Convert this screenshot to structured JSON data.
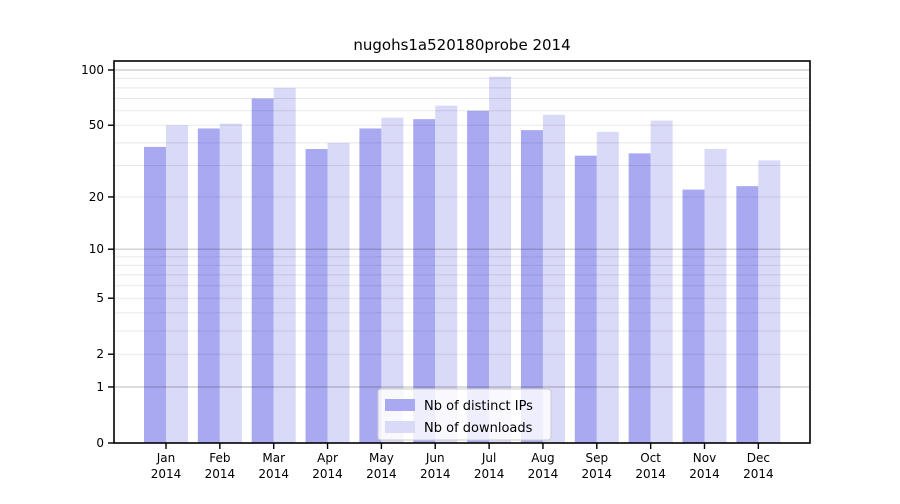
{
  "title": "nugohs1a520180probe 2014",
  "chart_data": {
    "type": "bar",
    "title": "nugohs1a520180probe 2014",
    "scale": "log1p",
    "grid": "on",
    "legend_position": "bottom-center",
    "year": "2014",
    "categories": [
      "Jan",
      "Feb",
      "Mar",
      "Apr",
      "May",
      "Jun",
      "Jul",
      "Aug",
      "Sep",
      "Oct",
      "Nov",
      "Dec"
    ],
    "series": [
      {
        "name": "Nb of distinct IPs",
        "color": "#a9a9f2",
        "values": [
          38,
          48,
          70,
          37,
          48,
          54,
          60,
          47,
          34,
          35,
          22,
          23
        ]
      },
      {
        "name": "Nb of downloads",
        "color": "#d9d9f8",
        "values": [
          50,
          51,
          80,
          40,
          55,
          64,
          92,
          57,
          46,
          53,
          37,
          32
        ]
      }
    ],
    "yticks": [
      100,
      50,
      20,
      10,
      5,
      2,
      1,
      0
    ],
    "minor_gridlines": [
      2,
      3,
      4,
      5,
      6,
      7,
      8,
      9,
      20,
      30,
      40,
      50,
      60,
      70,
      80,
      90
    ],
    "major_gridlines": [
      1,
      10,
      100
    ],
    "ylim": [
      0,
      113
    ],
    "colors": {
      "spine": "#000000",
      "major_grid": "rgba(0,0,0,0.22)",
      "minor_grid": "rgba(0,0,0,0.09)",
      "legend_border": "#cccccc"
    }
  }
}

========

■ **What is required**
Copy every line of the material in which the word "title" occurs.

■ **In response**
  "title": "nugohs1a520180probe 2014",
    "title": "nugohs1a520180probe 2014",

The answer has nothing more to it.